WHAT IS REQUIRED:
Each line should be copied exactly.
───── ITEMS
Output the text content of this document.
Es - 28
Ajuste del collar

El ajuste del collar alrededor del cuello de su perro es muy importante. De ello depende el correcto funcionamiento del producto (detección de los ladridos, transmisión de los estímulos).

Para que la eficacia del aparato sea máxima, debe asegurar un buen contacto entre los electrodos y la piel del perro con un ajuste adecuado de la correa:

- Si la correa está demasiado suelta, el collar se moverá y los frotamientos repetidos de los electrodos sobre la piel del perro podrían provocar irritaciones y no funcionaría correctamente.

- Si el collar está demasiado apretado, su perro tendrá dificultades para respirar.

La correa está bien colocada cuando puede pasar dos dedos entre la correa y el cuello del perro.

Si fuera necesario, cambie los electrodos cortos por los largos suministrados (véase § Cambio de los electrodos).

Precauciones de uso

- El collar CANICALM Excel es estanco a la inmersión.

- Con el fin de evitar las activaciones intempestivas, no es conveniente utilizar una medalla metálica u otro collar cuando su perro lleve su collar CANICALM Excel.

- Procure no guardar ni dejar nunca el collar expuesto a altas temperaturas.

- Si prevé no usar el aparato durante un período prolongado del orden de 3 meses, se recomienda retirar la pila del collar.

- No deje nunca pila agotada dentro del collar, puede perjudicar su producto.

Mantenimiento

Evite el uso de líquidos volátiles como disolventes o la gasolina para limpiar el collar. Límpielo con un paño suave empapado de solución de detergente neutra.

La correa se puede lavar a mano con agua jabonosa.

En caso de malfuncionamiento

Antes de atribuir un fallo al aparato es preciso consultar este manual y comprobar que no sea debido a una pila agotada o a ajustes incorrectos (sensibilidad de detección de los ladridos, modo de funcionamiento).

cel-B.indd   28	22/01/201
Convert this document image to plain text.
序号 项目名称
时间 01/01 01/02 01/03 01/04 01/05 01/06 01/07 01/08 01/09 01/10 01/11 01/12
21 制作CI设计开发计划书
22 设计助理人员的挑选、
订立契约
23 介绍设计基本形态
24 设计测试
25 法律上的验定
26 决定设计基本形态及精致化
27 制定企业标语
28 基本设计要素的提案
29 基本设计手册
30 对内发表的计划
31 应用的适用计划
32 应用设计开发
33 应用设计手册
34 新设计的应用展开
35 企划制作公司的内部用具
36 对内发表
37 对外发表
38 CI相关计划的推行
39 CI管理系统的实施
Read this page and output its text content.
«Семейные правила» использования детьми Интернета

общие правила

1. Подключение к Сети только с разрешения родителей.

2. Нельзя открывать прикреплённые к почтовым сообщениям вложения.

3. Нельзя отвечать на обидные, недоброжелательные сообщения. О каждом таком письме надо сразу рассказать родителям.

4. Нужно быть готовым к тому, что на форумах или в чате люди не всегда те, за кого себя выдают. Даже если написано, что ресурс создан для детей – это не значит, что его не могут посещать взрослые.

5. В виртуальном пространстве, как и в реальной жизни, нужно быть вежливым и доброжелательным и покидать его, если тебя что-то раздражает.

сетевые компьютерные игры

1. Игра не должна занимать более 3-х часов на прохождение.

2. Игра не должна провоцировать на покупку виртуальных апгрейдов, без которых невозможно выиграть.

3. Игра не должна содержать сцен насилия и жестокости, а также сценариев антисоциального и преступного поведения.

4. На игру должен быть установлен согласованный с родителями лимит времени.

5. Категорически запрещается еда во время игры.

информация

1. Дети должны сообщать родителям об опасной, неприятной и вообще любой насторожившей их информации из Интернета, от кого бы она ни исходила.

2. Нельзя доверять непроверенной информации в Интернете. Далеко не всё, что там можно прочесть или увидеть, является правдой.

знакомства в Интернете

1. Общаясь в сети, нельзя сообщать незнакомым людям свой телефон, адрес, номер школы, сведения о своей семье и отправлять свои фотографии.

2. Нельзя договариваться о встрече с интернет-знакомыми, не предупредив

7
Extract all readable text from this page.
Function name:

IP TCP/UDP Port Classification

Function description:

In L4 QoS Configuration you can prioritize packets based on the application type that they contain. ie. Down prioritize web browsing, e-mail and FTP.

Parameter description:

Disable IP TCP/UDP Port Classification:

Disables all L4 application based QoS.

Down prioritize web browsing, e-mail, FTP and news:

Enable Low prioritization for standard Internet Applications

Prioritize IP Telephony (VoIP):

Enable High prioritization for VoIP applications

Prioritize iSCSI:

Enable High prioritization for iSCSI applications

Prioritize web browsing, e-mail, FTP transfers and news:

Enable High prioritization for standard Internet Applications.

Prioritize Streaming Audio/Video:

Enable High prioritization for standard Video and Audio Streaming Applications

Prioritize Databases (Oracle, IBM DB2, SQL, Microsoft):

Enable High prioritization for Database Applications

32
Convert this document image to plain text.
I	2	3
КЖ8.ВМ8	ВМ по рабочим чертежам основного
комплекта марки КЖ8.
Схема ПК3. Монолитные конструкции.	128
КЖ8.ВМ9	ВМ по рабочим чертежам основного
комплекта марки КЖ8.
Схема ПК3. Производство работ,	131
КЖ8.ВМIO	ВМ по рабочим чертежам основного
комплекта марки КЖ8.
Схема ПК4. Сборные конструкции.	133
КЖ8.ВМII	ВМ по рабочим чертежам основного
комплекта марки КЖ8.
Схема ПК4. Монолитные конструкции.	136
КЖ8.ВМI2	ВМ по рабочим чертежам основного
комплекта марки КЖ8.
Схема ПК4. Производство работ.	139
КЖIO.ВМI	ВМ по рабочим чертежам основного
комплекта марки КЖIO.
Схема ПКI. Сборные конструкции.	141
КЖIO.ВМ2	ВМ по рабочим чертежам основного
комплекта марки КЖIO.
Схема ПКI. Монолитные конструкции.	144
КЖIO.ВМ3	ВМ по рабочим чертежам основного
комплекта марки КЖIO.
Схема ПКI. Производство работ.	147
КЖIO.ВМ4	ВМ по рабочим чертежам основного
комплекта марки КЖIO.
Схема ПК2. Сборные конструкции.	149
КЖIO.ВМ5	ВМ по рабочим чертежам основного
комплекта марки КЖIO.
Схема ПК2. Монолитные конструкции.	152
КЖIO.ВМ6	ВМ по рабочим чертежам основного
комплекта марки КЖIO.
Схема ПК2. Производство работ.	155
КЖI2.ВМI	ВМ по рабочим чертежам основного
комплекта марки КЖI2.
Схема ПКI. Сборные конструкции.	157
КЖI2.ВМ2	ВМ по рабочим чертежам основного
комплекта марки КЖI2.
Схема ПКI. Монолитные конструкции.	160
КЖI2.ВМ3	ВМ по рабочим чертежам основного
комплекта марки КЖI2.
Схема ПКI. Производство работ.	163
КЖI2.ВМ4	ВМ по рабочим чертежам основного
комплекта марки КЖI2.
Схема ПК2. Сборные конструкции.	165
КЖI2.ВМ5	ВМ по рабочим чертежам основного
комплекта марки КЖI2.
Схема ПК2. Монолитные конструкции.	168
──────────
TASK RESULT:
Output the text content of this document.
Es - 28
Ajuste del collar

El ajuste del collar alrededor del cuello de su perro es muy importante. De ello depende el correcto funcionamiento del producto (detección de los ladridos, transmisión de los estímulos).

Para que la eficacia del aparato sea máxima, debe asegurar un buen contacto entre los electrodos y la piel del perro con un ajuste adecuado de la correa:

- Si la correa está demasiado suelta, el collar se moverá y los frotamientos repetidos de los electrodos sobre la piel del perro podrían provocar irritaciones y no funcionaría correctamente.

- Si el collar está demasiado apretado, su perro tendrá dificultades para respirar.

La correa está bien colocada cuando puede pasar dos dedos entre la correa y el cuello del perro.

Si fuera necesario, cambie los electrodos cortos por los largos suministrados (véase § Cambio de los electrodos).

Precauciones de uso

- El collar CANICALM Excel es estanco a la inmersión.

- Con el fin de evitar las activaciones intempestivas, no es conveniente utilizar una medalla metálica u otro collar cuando su perro lleve su collar CANICALM Excel.

- Procure no guardar ni dejar nunca el collar expuesto a altas temperaturas.

- Si prevé no usar el aparato durante un período prolongado del orden de 3 meses, se recomienda retirar la pila del collar.

- No deje nunca pila agotada dentro del collar, puede perjudicar su producto.

Mantenimiento

Evite el uso de líquidos volátiles como disolventes o la gasolina para limpiar el collar. Límpielo con un paño suave empapado de solución de detergente neutra.

La correa se puede lavar a mano con agua jabonosa.

En caso de malfuncionamiento

Antes de atribuir un fallo al aparato es preciso consultar este manual y comprobar que no sea debido a una pila agotada o a ajustes incorrectos (sensibilidad de detección de los ladridos, modo de funcionamiento).

cel-B.indd   28	22/01/201
Convert this document image to plain text.
序号 项目名称
时间 01/01 01/02 01/03 01/04 01/05 01/06 01/07 01/08 01/09 01/10 01/11 01/12
21 制作CI设计开发计划书
22 设计助理人员的挑选、
订立契约
23 介绍设计基本形态
24 设计测试
25 法律上的验定
26 决定设计基本形态及精致化
27 制定企业标语
28 基本设计要素的提案
29 基本设计手册
30 对内发表的计划
31 应用的适用计划
32 应用设计开发
33 应用设计手册
34 新设计的应用展开
35 企划制作公司的内部用具
36 对内发表
37 对外发表
38 CI相关计划的推行
39 CI管理系统的实施
Read this page and output its text content.
«Семейные правила» использования детьми Интернета

общие правила

1. Подключение к Сети только с разрешения родителей.

2. Нельзя открывать прикреплённые к почтовым сообщениям вложения.

3. Нельзя отвечать на обидные, недоброжелательные сообщения. О каждом таком письме надо сразу рассказать родителям.

4. Нужно быть готовым к тому, что на форумах или в чате люди не всегда те, за кого себя выдают. Даже если написано, что ресурс создан для детей – это не значит, что его не могут посещать взрослые.

5. В виртуальном пространстве, как и в реальной жизни, нужно быть вежливым и доброжелательным и покидать его, если тебя что-то раздражает.

сетевые компьютерные игры

1. Игра не должна занимать более 3-х часов на прохождение.

2. Игра не должна провоцировать на покупку виртуальных апгрейдов, без которых невозможно выиграть.

3. Игра не должна содержать сцен насилия и жестокости, а также сценариев антисоциального и преступного поведения.

4. На игру должен быть установлен согласованный с родителями лимит времени.

5. Категорически запрещается еда во время игры.

информация

1. Дети должны сообщать родителям об опасной, неприятной и вообще любой насторожившей их информации из Интернета, от кого бы она ни исходила.

2. Нельзя доверять непроверенной информации в Интернете. Далеко не всё, что там можно прочесть или увидеть, является правдой.

знакомства в Интернете

1. Общаясь в сети, нельзя сообщать незнакомым людям свой телефон, адрес, номер школы, сведения о своей семье и отправлять свои фотографии.

2. Нельзя договариваться о встрече с интернет-знакомыми, не предупредив

7
Extract all readable text from this page.
Function name:

IP TCP/UDP Port Classification

Function description:

In L4 QoS Configuration you can prioritize packets based on the application type that they contain. ie. Down prioritize web browsing, e-mail and FTP.

Parameter description:

Disable IP TCP/UDP Port Classification:

Disables all L4 application based QoS.

Down prioritize web browsing, e-mail, FTP and news:

Enable Low prioritization for standard Internet Applications

Prioritize IP Telephony (VoIP):

Enable High prioritization for VoIP applications

Prioritize iSCSI:

Enable High prioritization for iSCSI applications

Prioritize web browsing, e-mail, FTP transfers and news:

Enable High prioritization for standard Internet Applications.

Prioritize Streaming Audio/Video:

Enable High prioritization for standard Video and Audio Streaming Applications

Prioritize Databases (Oracle, IBM DB2, SQL, Microsoft):

Enable High prioritization for Database Applications

32
Convert this document image to plain text.
I	2	3
КЖ8.ВМ8	ВМ по рабочим чертежам основного
комплекта марки КЖ8.
Схема ПК3. Монолитные конструкции.	128
КЖ8.ВМ9	ВМ по рабочим чертежам основного
комплекта марки КЖ8.
Схема ПК3. Производство работ,	131
КЖ8.ВМIO	ВМ по рабочим чертежам основного
комплекта марки КЖ8.
Схема ПК4. Сборные конструкции.	133
КЖ8.ВМII	ВМ по рабочим чертежам основного
комплекта марки КЖ8.
Схема ПК4. Монолитные конструкции.	136
КЖ8.ВМI2	ВМ по рабочим чертежам основного
комплекта марки КЖ8.
Схема ПК4. Производство работ.	139
КЖIO.ВМI	ВМ по рабочим чертежам основного
комплекта марки КЖIO.
Схема ПКI. Сборные конструкции.	141
КЖIO.ВМ2	ВМ по рабочим чертежам основного
комплекта марки КЖIO.
Схема ПКI. Монолитные конструкции.	144
КЖIO.ВМ3	ВМ по рабочим чертежам основного
комплекта марки КЖIO.
Схема ПКI. Производство работ.	147
КЖIO.ВМ4	ВМ по рабочим чертежам основного
комплекта марки КЖIO.
Схема ПК2. Сборные конструкции.	149
КЖIO.ВМ5	ВМ по рабочим чертежам основного
комплекта марки КЖIO.
Схема ПК2. Монолитные конструкции.	152
КЖIO.ВМ6	ВМ по рабочим чертежам основного
комплекта марки КЖIO.
Схема ПК2. Производство работ.	155
КЖI2.ВМI	ВМ по рабочим чертежам основного
комплекта марки КЖI2.
Схема ПКI. Сборные конструкции.	157
КЖI2.ВМ2	ВМ по рабочим чертежам основного
комплекта марки КЖI2.
Схема ПКI. Монолитные конструкции.	160
КЖI2.ВМ3	ВМ по рабочим чертежам основного
комплекта марки КЖI2.
Схема ПКI. Производство работ.	163
КЖI2.ВМ4	ВМ по рабочим чертежам основного
комплекта марки КЖI2.
Схема ПК2. Сборные конструкции.	165
КЖI2.ВМ5	ВМ по рабочим чертежам основного
комплекта марки КЖI2.
Схема ПК2. Монолитные конструкции.	168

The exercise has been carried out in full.